(TASK BRIEF) Collect all lines containing the word "arcsec" from the data.
++++ DATASET
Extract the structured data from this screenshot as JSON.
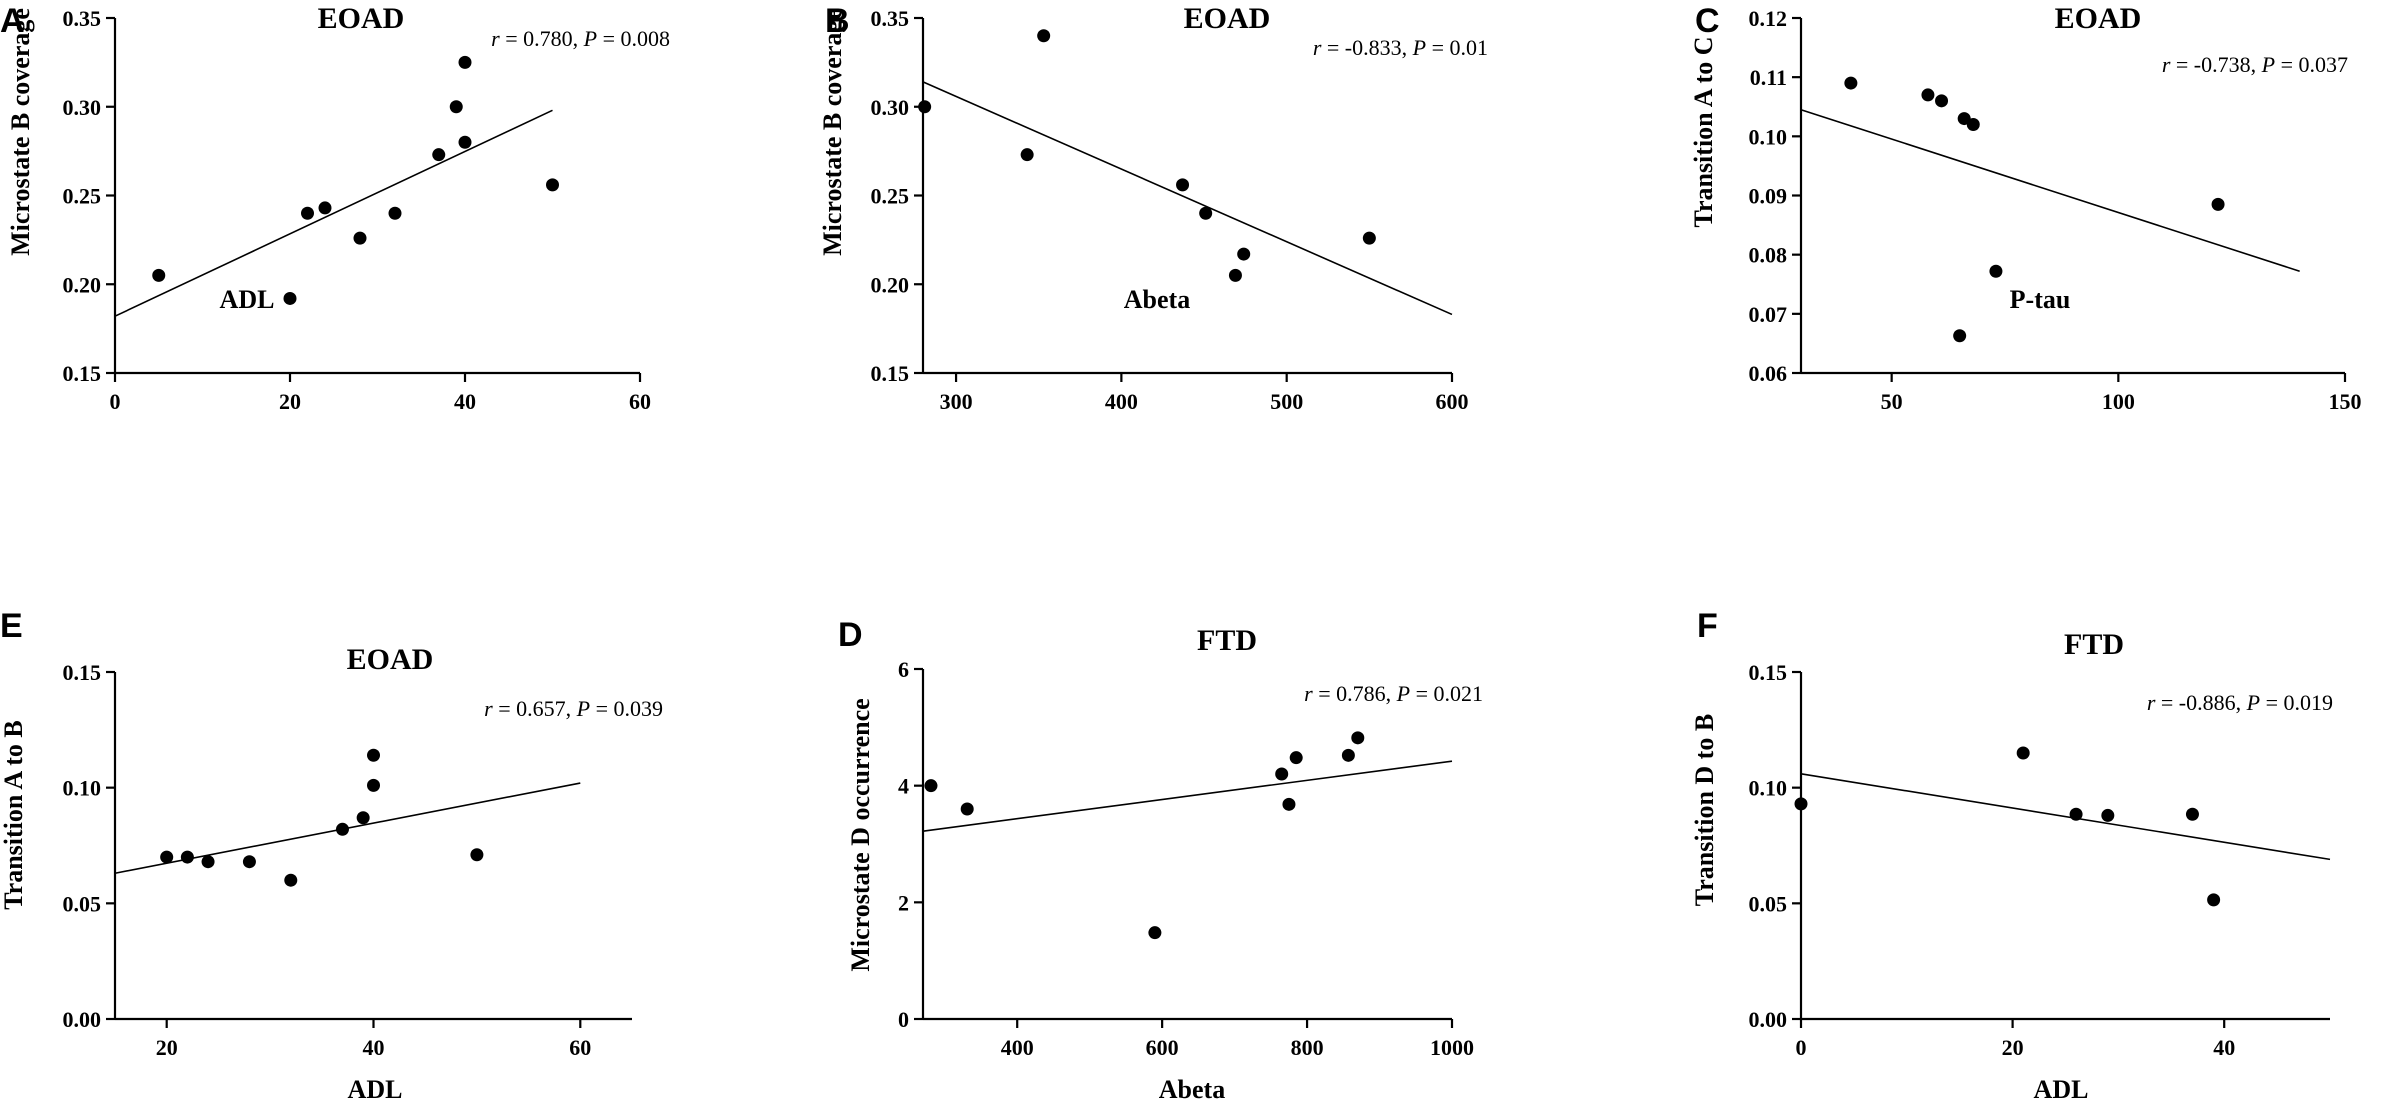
{
  "chart_data": [
    {
      "panel": "A",
      "type": "scatter",
      "title": "EOAD",
      "xlabel": "ADL",
      "ylabel": "Microstate B coverage",
      "annotation": {
        "r_label": "r",
        "r_value": " = 0.780, ",
        "p_label": "P",
        "p_value": " = 0.008"
      },
      "xlim": [
        0,
        60
      ],
      "ylim": [
        0.15,
        0.35
      ],
      "xticks": [
        0,
        20,
        40,
        60
      ],
      "xtick_labels": [
        "0",
        "20",
        "40",
        "60"
      ],
      "yticks": [
        0.15,
        0.2,
        0.25,
        0.3,
        0.35
      ],
      "ytick_labels": [
        "0.15",
        "0.20",
        "0.25",
        "0.30",
        "0.35"
      ],
      "points": [
        [
          5,
          0.205
        ],
        [
          20,
          0.192
        ],
        [
          22,
          0.24
        ],
        [
          24,
          0.243
        ],
        [
          28,
          0.226
        ],
        [
          32,
          0.24
        ],
        [
          37,
          0.273
        ],
        [
          39,
          0.3
        ],
        [
          40,
          0.325
        ],
        [
          40,
          0.28
        ],
        [
          50,
          0.256
        ]
      ],
      "fit_line": [
        [
          0,
          0.182
        ],
        [
          50,
          0.298
        ]
      ]
    },
    {
      "panel": "B",
      "type": "scatter",
      "title": "EOAD",
      "xlabel": "Abeta",
      "ylabel": "Microstate B coverage",
      "annotation": {
        "r_label": "r",
        "r_value": " = -0.833, ",
        "p_label": "P",
        "p_value": " = 0.01"
      },
      "xlim": [
        280,
        600
      ],
      "ylim": [
        0.15,
        0.35
      ],
      "xticks": [
        300,
        400,
        500,
        600
      ],
      "xtick_labels": [
        "300",
        "400",
        "500",
        "600"
      ],
      "yticks": [
        0.15,
        0.2,
        0.25,
        0.3,
        0.35
      ],
      "ytick_labels": [
        "0.15",
        "0.20",
        "0.25",
        "0.30",
        "0.35"
      ],
      "points": [
        [
          281,
          0.3
        ],
        [
          343,
          0.273
        ],
        [
          353,
          0.34
        ],
        [
          437,
          0.256
        ],
        [
          451,
          0.24
        ],
        [
          469,
          0.205
        ],
        [
          474,
          0.217
        ],
        [
          550,
          0.226
        ]
      ],
      "fit_line": [
        [
          280,
          0.314
        ],
        [
          600,
          0.183
        ]
      ]
    },
    {
      "panel": "C",
      "type": "scatter",
      "title": "EOAD",
      "xlabel": "P-tau",
      "ylabel": "Transition A to C",
      "annotation": {
        "r_label": "r",
        "r_value": " = -0.738, ",
        "p_label": "P",
        "p_value": " = 0.037"
      },
      "xlim": [
        30,
        150
      ],
      "ylim": [
        0.06,
        0.12
      ],
      "xticks": [
        50,
        100,
        150
      ],
      "xtick_labels": [
        "50",
        "100",
        "150"
      ],
      "yticks": [
        0.06,
        0.07,
        0.08,
        0.09,
        0.1,
        0.11,
        0.12
      ],
      "ytick_labels": [
        "0.06",
        "0.07",
        "0.08",
        "0.09",
        "0.10",
        "0.11",
        "0.12"
      ],
      "points": [
        [
          41,
          0.109
        ],
        [
          58,
          0.107
        ],
        [
          61,
          0.106
        ],
        [
          66,
          0.103
        ],
        [
          68,
          0.102
        ],
        [
          65,
          0.0663
        ],
        [
          73,
          0.0772
        ],
        [
          122,
          0.0885
        ]
      ],
      "fit_line": [
        [
          30,
          0.1045
        ],
        [
          140,
          0.0772
        ]
      ]
    },
    {
      "panel": "E",
      "type": "scatter",
      "title": "EOAD",
      "xlabel": "ADL",
      "ylabel": "Transition A to B",
      "annotation": {
        "r_label": "r",
        "r_value": " = 0.657, ",
        "p_label": "P",
        "p_value": " = 0.039"
      },
      "xlim": [
        15,
        65
      ],
      "ylim": [
        0,
        0.15
      ],
      "xticks": [
        20,
        40,
        60
      ],
      "xtick_labels": [
        "20",
        "40",
        "60"
      ],
      "yticks": [
        0,
        0.05,
        0.1,
        0.15
      ],
      "ytick_labels": [
        "0.00",
        "0.05",
        "0.10",
        "0.15"
      ],
      "points": [
        [
          20,
          0.07
        ],
        [
          22,
          0.07
        ],
        [
          24,
          0.068
        ],
        [
          28,
          0.068
        ],
        [
          32,
          0.06
        ],
        [
          37,
          0.082
        ],
        [
          39,
          0.087
        ],
        [
          40,
          0.101
        ],
        [
          40,
          0.114
        ],
        [
          50,
          0.071
        ]
      ],
      "fit_line": [
        [
          15,
          0.063
        ],
        [
          60,
          0.102
        ]
      ]
    },
    {
      "panel": "D",
      "type": "scatter",
      "title": "FTD",
      "xlabel": "Abeta",
      "ylabel": "Microstate D occurrence",
      "annotation": {
        "r_label": "r",
        "r_value": " = 0.786, ",
        "p_label": "P",
        "p_value": " = 0.021"
      },
      "xlim": [
        270,
        1000
      ],
      "ylim": [
        0,
        6
      ],
      "xticks": [
        400,
        600,
        800,
        1000
      ],
      "xtick_labels": [
        "400",
        "600",
        "800",
        "1000"
      ],
      "yticks": [
        0,
        2,
        4,
        6
      ],
      "ytick_labels": [
        "0",
        "2",
        "4",
        "6"
      ],
      "points": [
        [
          281,
          4.0
        ],
        [
          331,
          3.6
        ],
        [
          590,
          1.48
        ],
        [
          765,
          4.2
        ],
        [
          775,
          3.68
        ],
        [
          785,
          4.48
        ],
        [
          857,
          4.52
        ],
        [
          870,
          4.82
        ]
      ],
      "fit_line": [
        [
          270,
          3.22
        ],
        [
          1000,
          4.42
        ]
      ]
    },
    {
      "panel": "F",
      "type": "scatter",
      "title": "FTD",
      "xlabel": "ADL",
      "ylabel": "Transition D to B",
      "annotation": {
        "r_label": "r",
        "r_value": " = -0.886, ",
        "p_label": "P",
        "p_value": " = 0.019"
      },
      "xlim": [
        0,
        50
      ],
      "ylim": [
        0,
        0.15
      ],
      "xticks": [
        0,
        20,
        40
      ],
      "xtick_labels": [
        "0",
        "20",
        "40"
      ],
      "yticks": [
        0,
        0.05,
        0.1,
        0.15
      ],
      "ytick_labels": [
        "0.00",
        "0.05",
        "0.10",
        "0.15"
      ],
      "points": [
        [
          0,
          0.093
        ],
        [
          21,
          0.115
        ],
        [
          26,
          0.0885
        ],
        [
          29,
          0.088
        ],
        [
          37,
          0.0885
        ],
        [
          39,
          0.0515
        ]
      ],
      "fit_line": [
        [
          0,
          0.106
        ],
        [
          50,
          0.069
        ]
      ]
    }
  ]
}
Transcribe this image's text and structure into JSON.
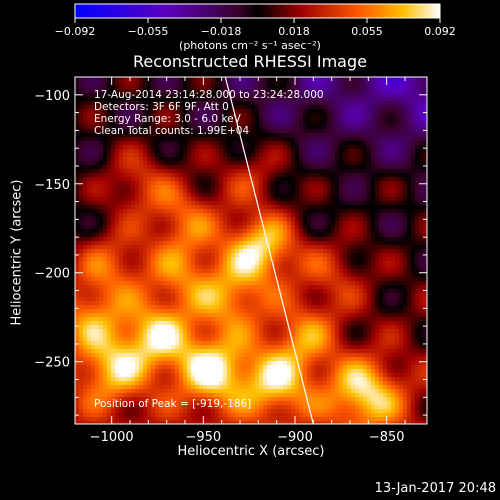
{
  "colorbar": {
    "ticks": [
      "-0.092",
      "-0.055",
      "-0.018",
      "0.018",
      "0.055",
      "0.092"
    ],
    "title": "(photons cm⁻² s⁻¹ asec⁻²)"
  },
  "plot": {
    "title": "Reconstructed RHESSI Image",
    "annotations": [
      "17-Aug-2014 23:14:28.000 to 23:24:28.000",
      "Detectors: 3F 6F 9F, Att 0",
      "Energy Range: 3.0 - 6.0 keV",
      "Clean     Total counts: 1.99E+04"
    ],
    "peak_label": "Position of Peak = [-919,-186]"
  },
  "footer": {
    "date": "13-Jan-2017 20:48"
  },
  "chart_data": {
    "type": "heatmap",
    "title": "Reconstructed RHESSI Image",
    "xlabel": "Heliocentric X (arcsec)",
    "ylabel": "Heliocentric Y (arcsec)",
    "xlim": [
      -1020,
      -828
    ],
    "ylim": [
      -285,
      -90
    ],
    "x_ticks": [
      -1000,
      -950,
      -900,
      -850
    ],
    "y_ticks": [
      -100,
      -150,
      -200,
      -250
    ],
    "x_tick_labels": [
      "−1000",
      "−950",
      "−900",
      "−850"
    ],
    "y_tick_labels": [
      "−100",
      "−150",
      "−200",
      "−250"
    ],
    "colorbar_range": [
      -0.092,
      0.092
    ],
    "colormap": "red-temperature",
    "peak_position": [
      -919,
      -186
    ],
    "limb_line": [
      [
        -938,
        -90
      ],
      [
        -890,
        -285
      ]
    ],
    "blobs": [
      {
        "x": -919,
        "y": -186,
        "value": 0.092
      },
      {
        "x": -945,
        "y": -255,
        "value": 0.085
      },
      {
        "x": -975,
        "y": -235,
        "value": 0.075
      },
      {
        "x": -910,
        "y": -262,
        "value": 0.07
      },
      {
        "x": -862,
        "y": -268,
        "value": 0.08
      },
      {
        "x": -1000,
        "y": -255,
        "value": 0.065
      },
      {
        "x": -1000,
        "y": -195,
        "value": 0.05
      },
      {
        "x": -985,
        "y": -150,
        "value": 0.045
      },
      {
        "x": -960,
        "y": -170,
        "value": 0.055
      },
      {
        "x": -935,
        "y": -215,
        "value": 0.06
      },
      {
        "x": -895,
        "y": -235,
        "value": 0.05
      },
      {
        "x": -1012,
        "y": -225,
        "value": 0.055
      },
      {
        "x": -962,
        "y": -200,
        "value": 0.05
      },
      {
        "x": -925,
        "y": -145,
        "value": 0.035
      },
      {
        "x": -880,
        "y": -200,
        "value": 0.035
      }
    ]
  }
}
++++++++
(THE ANSWER)
    "xlabel": "Heliocentric X (arcsec)",
    "ylabel": "Heliocentric Y (arcsec)",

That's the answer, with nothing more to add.